Brief
In the entries, find all lines that hold the word "JSON" and copy them.

Data supplied
>>>>>

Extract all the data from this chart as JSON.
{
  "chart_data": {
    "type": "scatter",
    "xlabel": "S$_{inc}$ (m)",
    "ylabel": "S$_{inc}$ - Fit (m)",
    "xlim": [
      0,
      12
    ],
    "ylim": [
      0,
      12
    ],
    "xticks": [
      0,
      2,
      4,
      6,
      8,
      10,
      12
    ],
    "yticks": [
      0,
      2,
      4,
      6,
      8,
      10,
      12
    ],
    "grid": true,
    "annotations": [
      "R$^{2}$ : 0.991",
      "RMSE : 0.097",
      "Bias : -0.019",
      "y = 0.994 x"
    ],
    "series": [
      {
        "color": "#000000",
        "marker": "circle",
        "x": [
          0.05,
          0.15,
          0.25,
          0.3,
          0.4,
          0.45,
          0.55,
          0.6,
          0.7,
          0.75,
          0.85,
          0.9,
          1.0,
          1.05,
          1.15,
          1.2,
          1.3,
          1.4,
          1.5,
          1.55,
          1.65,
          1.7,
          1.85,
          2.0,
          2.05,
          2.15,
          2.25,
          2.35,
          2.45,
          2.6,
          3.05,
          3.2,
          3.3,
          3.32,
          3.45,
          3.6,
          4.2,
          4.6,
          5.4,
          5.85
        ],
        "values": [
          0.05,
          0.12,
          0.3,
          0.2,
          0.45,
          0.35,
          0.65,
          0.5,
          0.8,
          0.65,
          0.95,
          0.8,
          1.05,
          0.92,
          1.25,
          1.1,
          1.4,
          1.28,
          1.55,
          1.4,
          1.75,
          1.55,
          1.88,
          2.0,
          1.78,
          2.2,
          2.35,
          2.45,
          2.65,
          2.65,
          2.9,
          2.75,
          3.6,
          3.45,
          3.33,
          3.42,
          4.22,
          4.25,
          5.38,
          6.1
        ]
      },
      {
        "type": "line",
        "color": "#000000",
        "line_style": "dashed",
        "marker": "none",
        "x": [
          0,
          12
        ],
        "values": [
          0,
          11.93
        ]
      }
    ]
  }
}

<<<<<
>>>>>

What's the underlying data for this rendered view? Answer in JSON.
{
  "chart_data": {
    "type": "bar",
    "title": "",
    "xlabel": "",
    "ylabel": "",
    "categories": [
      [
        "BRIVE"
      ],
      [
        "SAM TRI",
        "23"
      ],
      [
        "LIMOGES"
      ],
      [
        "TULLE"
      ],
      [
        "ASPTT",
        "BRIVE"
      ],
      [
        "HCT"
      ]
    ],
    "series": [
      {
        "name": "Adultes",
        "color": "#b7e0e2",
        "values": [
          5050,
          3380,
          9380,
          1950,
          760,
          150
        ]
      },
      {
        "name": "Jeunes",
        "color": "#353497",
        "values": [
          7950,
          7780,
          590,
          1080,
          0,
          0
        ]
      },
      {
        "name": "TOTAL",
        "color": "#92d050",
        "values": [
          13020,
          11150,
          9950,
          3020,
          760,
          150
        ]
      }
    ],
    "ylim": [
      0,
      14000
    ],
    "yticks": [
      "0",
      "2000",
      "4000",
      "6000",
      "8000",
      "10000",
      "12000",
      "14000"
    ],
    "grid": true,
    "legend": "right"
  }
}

<<<<<

In response
Extract all the data from this chart as JSON.
What's the underlying data for this rendered view? Answer in JSON.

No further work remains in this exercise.